**GIVEN REQUEST 1:**
In the records, switch "checkbox" to "toggle" in the part running from the start of the records through the line containing "column-header-action: Action bbox=[76, 856, 176, 888]", changing nothing else, and give back only those lines.

--- Begin DOCUMENT EXTRACT ---

Marx was writing against
feudalism (Russia still had serfs when the Manifesto was written) and the
relatively new industrialism of European society. The Bible’s perspective
was more about agrarian society. Today, we discuss economics in an
industrial and technological society. Each of these looks at how society
works differently. Powerful landowners reduced people to slavery or
serfdom. Powerful industrialists worked their labourers long hours at low
wages. A number of large companies use the power they derive from wealth to
try to shape society’s politics, speech, and morality. In each case, the concentration of wealth and
power is configured differently, but it is always about wealth and power.
In turn, these wealthy powers in society that arise because of capitalism become,
as Joseph Schumpeter argued, its loudest critics. Why is that? It
is because, while their wealth and power protect them from their own views,
they have a concern for the less fortunate, the poor. Schumpeter argued
that capitalism would necessarily and eventually collapse—as did Marx.
His contribution to the point was that it would collapse not because of the
proletariat rising up in revolution but because of these ‘intellectual’
capitalists pushing for a more socialist society.[6]
They do so because they believe that this will produce a more equitable justice
for others. As long as they can send their own children to top schools,
have private police protection of their wealth, and keep earning high salaries,
they are happy to advocate (give a voice to) socialism for the rest of society.
This apparently has, by and
large, proved to be true. Big tech companies tend to be liberal.
Yet this analysis may be deficient. The entrepreneurial, innovative, and
competitive drive in these companies is capitalist. Their very
involvement in social issues is an indication that they want control over the
government itself. The heads of Twitter and Facebook do not like being
called to Washington, DC to account for their control of free speech.

--- End DOCUMENT EXTRACT ---

**GIVEN REQUEST 2:**
Proceed with the passage on capitalism, wealth, and power from where it stops.

--- Begin DATA ---

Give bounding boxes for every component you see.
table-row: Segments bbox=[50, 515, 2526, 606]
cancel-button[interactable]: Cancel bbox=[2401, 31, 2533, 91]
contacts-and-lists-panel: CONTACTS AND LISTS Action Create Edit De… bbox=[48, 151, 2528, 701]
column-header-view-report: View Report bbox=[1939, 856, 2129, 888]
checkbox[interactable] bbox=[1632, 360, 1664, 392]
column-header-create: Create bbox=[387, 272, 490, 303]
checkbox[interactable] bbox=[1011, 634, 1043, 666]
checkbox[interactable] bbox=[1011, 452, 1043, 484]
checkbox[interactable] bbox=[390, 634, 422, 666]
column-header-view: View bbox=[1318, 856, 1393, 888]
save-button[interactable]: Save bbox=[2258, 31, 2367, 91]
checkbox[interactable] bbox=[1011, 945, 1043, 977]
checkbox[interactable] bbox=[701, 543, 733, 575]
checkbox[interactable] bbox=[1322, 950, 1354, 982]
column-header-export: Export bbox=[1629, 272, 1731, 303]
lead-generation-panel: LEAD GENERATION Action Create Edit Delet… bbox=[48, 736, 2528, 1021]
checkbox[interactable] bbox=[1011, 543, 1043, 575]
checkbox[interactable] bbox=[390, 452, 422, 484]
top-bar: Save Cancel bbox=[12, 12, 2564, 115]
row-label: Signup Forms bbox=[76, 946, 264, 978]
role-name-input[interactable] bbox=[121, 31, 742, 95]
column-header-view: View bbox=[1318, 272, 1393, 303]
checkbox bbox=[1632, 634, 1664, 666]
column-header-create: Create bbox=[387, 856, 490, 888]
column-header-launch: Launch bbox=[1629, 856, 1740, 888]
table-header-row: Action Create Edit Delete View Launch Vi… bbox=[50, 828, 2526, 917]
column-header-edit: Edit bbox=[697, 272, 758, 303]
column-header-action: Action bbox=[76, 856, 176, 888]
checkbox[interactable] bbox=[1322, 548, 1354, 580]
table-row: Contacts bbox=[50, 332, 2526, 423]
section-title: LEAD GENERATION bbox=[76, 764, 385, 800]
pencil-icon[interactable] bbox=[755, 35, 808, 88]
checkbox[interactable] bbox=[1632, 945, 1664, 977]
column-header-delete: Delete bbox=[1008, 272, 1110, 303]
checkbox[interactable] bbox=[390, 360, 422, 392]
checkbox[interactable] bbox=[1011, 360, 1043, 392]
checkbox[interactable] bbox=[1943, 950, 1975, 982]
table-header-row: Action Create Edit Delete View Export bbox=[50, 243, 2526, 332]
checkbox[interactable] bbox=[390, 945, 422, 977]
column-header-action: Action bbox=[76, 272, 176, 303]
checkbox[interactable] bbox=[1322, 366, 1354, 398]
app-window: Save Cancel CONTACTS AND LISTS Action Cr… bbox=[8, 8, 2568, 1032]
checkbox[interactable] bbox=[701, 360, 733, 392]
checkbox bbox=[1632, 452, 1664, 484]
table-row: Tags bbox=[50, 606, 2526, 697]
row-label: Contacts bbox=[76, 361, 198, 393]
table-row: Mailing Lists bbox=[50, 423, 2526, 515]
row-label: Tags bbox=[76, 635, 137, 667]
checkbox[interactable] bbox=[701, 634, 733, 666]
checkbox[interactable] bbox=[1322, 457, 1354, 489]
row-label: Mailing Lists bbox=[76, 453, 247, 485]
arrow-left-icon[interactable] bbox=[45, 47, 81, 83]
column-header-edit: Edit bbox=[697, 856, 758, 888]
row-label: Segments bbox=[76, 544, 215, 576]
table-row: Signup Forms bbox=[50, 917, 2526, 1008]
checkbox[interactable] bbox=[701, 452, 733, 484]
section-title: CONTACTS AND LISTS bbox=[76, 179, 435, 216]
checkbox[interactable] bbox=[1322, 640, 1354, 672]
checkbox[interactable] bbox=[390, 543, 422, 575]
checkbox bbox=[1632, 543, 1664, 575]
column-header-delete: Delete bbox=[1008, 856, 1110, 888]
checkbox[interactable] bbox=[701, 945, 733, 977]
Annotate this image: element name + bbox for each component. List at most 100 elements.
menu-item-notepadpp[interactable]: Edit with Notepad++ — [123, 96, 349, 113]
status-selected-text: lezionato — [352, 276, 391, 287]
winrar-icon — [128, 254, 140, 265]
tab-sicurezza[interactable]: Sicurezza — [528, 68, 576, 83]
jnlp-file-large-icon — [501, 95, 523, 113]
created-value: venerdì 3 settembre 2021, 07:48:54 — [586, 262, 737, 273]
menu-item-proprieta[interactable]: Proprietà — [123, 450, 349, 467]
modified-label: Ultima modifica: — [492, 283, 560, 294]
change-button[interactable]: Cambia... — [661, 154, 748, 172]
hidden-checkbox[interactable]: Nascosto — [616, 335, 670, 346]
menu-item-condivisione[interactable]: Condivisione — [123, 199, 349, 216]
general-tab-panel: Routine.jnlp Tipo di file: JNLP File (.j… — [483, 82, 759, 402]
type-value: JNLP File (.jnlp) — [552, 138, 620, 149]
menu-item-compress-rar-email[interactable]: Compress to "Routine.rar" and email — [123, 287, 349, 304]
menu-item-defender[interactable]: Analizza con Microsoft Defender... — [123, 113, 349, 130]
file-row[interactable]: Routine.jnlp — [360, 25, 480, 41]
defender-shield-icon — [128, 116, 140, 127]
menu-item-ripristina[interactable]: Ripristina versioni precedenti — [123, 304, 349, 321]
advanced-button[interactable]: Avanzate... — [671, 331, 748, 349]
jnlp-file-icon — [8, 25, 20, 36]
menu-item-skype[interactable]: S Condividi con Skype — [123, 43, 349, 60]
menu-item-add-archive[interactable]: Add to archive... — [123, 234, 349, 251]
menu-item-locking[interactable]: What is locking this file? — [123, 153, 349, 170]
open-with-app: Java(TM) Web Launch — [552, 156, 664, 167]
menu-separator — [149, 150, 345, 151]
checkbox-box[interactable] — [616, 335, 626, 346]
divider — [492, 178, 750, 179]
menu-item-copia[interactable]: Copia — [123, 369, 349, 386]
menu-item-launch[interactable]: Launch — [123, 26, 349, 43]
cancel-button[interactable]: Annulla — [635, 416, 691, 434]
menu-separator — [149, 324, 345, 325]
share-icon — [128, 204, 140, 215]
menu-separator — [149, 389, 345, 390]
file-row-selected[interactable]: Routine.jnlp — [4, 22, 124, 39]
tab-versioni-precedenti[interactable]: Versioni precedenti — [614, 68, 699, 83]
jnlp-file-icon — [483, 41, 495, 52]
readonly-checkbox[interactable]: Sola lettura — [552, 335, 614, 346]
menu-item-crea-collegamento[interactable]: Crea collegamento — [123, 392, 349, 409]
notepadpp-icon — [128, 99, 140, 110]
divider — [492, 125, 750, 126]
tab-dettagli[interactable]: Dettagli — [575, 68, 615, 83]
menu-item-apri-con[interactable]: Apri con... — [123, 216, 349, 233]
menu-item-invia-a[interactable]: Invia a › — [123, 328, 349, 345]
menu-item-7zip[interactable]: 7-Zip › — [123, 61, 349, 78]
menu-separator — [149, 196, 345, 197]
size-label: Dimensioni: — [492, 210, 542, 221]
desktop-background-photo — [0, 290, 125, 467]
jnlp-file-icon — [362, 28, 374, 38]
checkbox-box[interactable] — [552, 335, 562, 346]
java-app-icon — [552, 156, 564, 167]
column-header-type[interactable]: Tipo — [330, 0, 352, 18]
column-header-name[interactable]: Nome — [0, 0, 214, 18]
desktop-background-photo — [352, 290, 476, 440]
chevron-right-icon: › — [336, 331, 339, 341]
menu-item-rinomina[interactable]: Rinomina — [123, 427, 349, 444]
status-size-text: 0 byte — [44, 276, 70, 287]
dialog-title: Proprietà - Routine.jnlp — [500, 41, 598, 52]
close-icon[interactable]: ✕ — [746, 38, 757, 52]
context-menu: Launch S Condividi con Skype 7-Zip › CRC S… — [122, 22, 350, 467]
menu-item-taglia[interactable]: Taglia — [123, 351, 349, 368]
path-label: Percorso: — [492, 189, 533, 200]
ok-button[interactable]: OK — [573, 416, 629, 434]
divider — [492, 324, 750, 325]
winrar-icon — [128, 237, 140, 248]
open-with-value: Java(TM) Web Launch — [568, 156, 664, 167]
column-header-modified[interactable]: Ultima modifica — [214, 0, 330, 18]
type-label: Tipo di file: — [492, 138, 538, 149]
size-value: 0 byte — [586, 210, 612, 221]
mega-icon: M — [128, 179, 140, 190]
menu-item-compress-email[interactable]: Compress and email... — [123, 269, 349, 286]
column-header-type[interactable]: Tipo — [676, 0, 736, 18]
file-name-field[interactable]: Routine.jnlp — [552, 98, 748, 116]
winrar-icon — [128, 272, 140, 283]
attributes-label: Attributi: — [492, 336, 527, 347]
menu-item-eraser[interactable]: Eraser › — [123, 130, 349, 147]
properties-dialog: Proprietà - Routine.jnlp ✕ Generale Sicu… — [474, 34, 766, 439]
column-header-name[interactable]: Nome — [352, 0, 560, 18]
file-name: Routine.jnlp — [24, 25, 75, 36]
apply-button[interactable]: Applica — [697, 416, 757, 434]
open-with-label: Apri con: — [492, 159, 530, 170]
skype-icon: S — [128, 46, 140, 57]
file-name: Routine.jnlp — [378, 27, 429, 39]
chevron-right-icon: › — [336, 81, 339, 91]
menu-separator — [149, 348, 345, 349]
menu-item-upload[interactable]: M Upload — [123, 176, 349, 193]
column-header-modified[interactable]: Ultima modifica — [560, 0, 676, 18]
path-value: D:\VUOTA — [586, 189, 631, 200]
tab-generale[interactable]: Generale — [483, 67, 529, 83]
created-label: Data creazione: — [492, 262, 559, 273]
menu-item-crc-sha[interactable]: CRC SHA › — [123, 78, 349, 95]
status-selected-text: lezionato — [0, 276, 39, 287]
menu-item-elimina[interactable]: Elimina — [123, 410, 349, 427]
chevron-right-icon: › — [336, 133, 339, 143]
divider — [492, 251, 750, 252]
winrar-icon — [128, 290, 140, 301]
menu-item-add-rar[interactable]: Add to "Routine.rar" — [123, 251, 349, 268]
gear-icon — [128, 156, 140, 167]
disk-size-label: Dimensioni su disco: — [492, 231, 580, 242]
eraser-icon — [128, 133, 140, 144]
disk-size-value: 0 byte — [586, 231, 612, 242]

--- End DATA ---

**REPLY 1:**
Give bounding boxes for every component you see.
table-row: Segments bbox=[50, 515, 2526, 606]
cancel-button[interactable]: Cancel bbox=[2401, 31, 2533, 91]
contacts-and-lists-panel: CONTACTS AND LISTS Action Create Edit De… bbox=[48, 151, 2528, 701]
column-header-view-report: View Report bbox=[1939, 856, 2129, 888]
toggle[interactable] bbox=[1632, 360, 1664, 392]
column-header-create: Create bbox=[387, 272, 490, 303]
toggle[interactable] bbox=[1011, 634, 1043, 666]
toggle[interactable] bbox=[1011, 452, 1043, 484]
toggle[interactable] bbox=[390, 634, 422, 666]
column-header-view: View bbox=[1318, 856, 1393, 888]
save-button[interactable]: Save bbox=[2258, 31, 2367, 91]
toggle[interactable] bbox=[1011, 945, 1043, 977]
toggle[interactable] bbox=[701, 543, 733, 575]
toggle[interactable] bbox=[1322, 950, 1354, 982]
column-header-export: Export bbox=[1629, 272, 1731, 303]
lead-generation-panel: LEAD GENERATION Action Create Edit Delet… bbox=[48, 736, 2528, 1021]
toggle[interactable] bbox=[1011, 543, 1043, 575]
toggle[interactable] bbox=[390, 452, 422, 484]
top-bar: Save Cancel bbox=[12, 12, 2564, 115]
row-label: Signup Forms bbox=[76, 946, 264, 978]
role-name-input[interactable] bbox=[121, 31, 742, 95]
column-header-view: View bbox=[1318, 272, 1393, 303]
toggle bbox=[1632, 634, 1664, 666]
column-header-create: Create bbox=[387, 856, 490, 888]
column-header-launch: Launch bbox=[1629, 856, 1740, 888]
table-header-row: Action Create Edit Delete View Launch Vi… bbox=[50, 828, 2526, 917]
column-header-edit: Edit bbox=[697, 272, 758, 303]
column-header-action: Action bbox=[76, 856, 176, 888]

**REPLY 2:**
They want their own monopolies. Western consumer societies want surplus
wealth to buy things. Even as people clamor for greater care for the
poor, they do so with a capitalist edge. The exception, however, is in
their political views: the more that the people are willing to give power
(through taxation, social engineering, control of curricula, etc.) to
government, the more they put themselves in the situation that they will lose
their own voluntary involvement that democracy has offered. That is, the
bigger the government, the more democratic socialism edges toward the
totalitarianism of communism. It is a question of degree, not of a
qualitative difference. Europe, in any case, has moved to a social
democracy at the same time as it has become overwhelmingly secular. Christian
views are regularly attacked, and ‘hate crimes’ are often turned against
Christians. (America’s freedom of speech has kept it from having as many
cases against Christians as Europe, which has ‘hate speech’ laws instead of the
protection of speech. This is also why socialists in America dislike the
First Amendment.) Christians do live in such countries, but they are too
small a percentage of the population to be of much concern, and their religion
is expected to be private.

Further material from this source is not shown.